=== GIVEN DATA ===

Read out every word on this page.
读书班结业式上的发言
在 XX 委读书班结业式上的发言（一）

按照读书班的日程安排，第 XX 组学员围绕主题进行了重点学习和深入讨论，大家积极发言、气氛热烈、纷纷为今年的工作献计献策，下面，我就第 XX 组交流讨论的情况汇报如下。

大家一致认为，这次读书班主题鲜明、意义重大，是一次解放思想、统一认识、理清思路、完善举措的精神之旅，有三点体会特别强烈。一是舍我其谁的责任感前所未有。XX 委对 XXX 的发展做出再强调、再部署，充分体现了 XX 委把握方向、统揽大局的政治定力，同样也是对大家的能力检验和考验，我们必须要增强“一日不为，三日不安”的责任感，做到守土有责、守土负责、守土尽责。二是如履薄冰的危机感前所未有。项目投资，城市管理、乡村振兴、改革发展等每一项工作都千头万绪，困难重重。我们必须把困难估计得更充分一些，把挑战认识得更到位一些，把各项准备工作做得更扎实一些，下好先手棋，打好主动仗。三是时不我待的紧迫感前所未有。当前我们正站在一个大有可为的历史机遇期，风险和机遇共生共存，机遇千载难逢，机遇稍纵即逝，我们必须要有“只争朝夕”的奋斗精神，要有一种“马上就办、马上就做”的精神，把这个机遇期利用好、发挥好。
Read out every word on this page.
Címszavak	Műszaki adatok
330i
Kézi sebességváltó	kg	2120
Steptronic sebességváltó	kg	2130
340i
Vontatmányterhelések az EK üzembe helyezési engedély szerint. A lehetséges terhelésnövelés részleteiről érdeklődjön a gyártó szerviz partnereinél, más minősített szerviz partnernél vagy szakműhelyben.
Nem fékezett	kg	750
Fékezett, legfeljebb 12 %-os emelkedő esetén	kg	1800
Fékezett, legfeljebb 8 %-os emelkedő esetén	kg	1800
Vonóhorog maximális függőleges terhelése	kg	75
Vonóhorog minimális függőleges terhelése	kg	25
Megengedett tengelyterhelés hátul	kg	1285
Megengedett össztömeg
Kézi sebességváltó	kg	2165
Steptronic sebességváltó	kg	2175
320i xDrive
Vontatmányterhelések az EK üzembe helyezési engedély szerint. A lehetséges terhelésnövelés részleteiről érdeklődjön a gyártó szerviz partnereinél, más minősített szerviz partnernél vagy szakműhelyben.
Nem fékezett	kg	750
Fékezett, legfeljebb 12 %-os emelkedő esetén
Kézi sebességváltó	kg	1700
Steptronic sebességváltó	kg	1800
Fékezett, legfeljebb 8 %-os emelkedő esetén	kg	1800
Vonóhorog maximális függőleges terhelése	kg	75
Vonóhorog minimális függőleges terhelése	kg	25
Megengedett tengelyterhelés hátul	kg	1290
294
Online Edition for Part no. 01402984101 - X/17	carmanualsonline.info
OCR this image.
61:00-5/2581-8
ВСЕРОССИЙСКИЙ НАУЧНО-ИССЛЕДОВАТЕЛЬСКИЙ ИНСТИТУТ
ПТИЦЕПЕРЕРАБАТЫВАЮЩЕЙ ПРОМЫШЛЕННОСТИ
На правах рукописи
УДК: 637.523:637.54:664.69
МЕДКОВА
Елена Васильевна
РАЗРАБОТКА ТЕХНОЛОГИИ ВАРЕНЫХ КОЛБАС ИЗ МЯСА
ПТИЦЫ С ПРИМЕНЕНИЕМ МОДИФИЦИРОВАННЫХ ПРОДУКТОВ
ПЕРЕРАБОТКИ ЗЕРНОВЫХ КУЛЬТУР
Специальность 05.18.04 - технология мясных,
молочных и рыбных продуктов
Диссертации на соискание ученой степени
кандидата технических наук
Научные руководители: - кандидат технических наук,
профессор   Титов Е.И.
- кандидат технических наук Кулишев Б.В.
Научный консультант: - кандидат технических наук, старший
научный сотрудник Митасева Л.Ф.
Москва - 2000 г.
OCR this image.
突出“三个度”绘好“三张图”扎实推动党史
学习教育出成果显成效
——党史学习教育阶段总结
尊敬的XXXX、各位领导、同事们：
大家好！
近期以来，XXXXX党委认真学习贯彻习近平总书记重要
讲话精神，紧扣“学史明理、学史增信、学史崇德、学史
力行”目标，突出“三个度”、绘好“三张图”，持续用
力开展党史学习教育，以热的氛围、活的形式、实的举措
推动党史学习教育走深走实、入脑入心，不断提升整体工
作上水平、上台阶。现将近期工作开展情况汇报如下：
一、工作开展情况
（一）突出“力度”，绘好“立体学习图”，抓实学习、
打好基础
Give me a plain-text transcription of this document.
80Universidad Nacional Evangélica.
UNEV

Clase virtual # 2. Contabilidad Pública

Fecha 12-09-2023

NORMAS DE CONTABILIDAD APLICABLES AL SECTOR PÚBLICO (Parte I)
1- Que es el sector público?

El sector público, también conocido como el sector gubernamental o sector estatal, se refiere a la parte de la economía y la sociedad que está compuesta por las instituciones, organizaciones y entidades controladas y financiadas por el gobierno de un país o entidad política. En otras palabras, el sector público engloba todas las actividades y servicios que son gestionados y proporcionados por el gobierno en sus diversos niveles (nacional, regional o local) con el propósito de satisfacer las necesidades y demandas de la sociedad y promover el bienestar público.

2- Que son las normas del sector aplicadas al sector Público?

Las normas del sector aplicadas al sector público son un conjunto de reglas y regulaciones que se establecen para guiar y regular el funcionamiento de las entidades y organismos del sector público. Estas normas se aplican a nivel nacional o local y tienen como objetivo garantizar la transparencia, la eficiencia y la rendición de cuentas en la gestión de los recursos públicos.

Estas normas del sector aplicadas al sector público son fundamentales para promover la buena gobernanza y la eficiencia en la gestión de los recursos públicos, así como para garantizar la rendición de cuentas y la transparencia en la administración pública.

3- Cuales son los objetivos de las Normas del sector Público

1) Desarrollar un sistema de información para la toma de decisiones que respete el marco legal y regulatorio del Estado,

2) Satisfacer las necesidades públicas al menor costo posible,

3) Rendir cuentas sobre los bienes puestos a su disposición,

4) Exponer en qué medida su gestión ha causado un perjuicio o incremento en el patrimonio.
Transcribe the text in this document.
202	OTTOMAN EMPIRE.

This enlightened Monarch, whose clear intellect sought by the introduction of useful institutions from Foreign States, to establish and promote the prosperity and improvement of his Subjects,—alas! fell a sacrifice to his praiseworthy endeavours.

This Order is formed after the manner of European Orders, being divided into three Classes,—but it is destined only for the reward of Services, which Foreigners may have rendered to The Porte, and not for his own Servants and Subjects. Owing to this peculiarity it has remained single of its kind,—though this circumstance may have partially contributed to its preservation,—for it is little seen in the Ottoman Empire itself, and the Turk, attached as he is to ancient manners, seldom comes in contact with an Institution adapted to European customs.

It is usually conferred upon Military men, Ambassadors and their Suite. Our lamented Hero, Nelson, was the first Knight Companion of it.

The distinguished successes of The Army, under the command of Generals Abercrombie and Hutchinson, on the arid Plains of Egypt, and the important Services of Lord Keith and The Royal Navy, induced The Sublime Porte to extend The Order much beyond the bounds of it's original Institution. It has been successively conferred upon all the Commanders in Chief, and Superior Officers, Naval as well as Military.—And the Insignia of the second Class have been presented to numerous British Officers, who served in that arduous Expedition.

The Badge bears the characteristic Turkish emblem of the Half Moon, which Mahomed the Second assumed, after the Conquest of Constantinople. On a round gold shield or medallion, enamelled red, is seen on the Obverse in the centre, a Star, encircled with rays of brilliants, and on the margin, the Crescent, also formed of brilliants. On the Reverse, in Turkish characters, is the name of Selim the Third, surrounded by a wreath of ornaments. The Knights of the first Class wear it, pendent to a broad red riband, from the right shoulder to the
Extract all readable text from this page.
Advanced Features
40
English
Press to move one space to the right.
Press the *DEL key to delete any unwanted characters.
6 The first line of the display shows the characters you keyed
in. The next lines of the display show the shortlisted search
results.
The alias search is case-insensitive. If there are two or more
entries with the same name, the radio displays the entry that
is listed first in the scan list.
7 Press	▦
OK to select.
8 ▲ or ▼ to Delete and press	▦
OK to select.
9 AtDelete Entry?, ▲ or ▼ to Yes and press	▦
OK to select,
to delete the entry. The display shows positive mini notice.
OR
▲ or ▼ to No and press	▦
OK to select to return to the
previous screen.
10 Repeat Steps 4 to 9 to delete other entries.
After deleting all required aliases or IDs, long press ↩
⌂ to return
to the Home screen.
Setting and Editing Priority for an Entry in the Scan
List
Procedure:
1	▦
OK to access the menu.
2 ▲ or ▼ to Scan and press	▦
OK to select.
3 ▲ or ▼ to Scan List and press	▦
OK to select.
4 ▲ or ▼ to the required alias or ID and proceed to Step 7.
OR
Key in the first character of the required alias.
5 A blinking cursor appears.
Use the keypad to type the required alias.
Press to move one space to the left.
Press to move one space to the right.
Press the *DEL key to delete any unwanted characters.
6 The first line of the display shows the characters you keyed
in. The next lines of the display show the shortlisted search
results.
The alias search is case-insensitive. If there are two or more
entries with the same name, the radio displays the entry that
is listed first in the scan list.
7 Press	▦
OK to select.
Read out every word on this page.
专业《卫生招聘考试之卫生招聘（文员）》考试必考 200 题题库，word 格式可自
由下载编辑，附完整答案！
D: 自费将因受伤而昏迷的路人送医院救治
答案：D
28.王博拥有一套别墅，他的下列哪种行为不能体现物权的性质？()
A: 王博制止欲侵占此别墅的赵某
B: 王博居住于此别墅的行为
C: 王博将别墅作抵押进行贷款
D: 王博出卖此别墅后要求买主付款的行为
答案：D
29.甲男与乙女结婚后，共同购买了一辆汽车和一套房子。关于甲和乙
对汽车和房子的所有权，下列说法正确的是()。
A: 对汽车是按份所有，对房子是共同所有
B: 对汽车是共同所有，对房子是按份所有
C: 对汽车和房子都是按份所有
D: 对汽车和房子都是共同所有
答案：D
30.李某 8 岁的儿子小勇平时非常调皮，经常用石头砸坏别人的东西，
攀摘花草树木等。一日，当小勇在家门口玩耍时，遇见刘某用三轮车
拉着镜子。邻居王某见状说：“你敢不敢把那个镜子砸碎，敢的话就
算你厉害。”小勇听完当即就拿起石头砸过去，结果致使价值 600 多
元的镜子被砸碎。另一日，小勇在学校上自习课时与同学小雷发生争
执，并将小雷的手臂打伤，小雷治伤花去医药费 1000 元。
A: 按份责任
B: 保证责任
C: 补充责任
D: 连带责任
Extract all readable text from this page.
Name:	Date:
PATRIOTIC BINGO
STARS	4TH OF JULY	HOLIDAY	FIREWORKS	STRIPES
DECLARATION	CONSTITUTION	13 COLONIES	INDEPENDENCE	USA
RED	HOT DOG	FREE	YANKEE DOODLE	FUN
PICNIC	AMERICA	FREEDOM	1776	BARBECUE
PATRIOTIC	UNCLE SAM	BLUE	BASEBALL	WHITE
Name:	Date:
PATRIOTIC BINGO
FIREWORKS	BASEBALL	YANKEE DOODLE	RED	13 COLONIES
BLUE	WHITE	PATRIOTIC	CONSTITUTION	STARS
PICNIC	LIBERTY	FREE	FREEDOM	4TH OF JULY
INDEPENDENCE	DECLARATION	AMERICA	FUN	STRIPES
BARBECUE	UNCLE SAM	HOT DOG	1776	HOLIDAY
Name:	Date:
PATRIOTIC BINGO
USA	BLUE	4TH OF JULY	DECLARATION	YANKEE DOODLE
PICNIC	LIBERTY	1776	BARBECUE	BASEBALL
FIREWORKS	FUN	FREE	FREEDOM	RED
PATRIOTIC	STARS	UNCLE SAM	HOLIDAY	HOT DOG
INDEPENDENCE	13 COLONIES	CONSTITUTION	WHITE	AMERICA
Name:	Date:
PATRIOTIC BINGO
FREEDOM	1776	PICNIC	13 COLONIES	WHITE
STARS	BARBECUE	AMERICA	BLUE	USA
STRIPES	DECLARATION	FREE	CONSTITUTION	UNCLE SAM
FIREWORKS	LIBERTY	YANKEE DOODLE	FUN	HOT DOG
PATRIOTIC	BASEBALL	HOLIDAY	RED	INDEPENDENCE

===

Out of the material above, gather each line where "AMERICA" appears.

WRITTEN RESPONSE:
PICNIC	AMERICA	FREEDOM	1776	BARBECUE
INDEPENDENCE	DECLARATION	AMERICA	FUN	STRIPES
INDEPENDENCE	13 COLONIES	CONSTITUTION	WHITE	AMERICA
STARS	BARBECUE	AMERICA	BLUE	USA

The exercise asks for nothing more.